▸ Exercise details:
Scan the records below for lines with the word "Skriv", then state how many you find and nothing else.
**** Records supplied
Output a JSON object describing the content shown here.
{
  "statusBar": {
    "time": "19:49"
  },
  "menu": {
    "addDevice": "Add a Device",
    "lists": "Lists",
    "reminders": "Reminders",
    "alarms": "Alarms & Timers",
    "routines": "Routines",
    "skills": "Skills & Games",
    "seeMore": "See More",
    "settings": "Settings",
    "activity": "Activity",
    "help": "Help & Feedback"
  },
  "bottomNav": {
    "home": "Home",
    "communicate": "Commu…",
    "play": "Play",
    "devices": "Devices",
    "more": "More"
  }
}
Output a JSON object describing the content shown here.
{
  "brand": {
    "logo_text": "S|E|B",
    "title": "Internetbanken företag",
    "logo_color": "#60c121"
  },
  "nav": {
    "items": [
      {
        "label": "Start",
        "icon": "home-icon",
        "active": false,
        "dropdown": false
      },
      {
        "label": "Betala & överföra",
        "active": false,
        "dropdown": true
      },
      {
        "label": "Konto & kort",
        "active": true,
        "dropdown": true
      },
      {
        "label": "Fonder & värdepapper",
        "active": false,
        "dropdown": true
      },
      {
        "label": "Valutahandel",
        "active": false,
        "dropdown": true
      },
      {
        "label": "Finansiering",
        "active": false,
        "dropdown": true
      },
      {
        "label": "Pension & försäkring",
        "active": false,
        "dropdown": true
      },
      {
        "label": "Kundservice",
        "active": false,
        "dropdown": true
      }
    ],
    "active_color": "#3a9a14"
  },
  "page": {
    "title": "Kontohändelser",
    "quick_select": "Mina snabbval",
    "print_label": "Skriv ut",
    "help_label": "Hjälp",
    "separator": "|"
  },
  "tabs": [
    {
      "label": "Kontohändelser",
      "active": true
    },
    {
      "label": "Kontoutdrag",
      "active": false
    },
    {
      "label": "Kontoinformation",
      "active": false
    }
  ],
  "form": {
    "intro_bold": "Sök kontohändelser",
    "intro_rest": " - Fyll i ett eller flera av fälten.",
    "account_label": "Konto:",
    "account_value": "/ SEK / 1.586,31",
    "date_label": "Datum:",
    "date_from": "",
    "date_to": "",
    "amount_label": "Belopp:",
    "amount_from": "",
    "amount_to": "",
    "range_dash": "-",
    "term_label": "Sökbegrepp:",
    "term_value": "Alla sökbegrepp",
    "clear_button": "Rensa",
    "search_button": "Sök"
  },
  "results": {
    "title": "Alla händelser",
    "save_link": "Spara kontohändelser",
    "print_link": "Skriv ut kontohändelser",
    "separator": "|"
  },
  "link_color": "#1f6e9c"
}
********
▸ The response:
2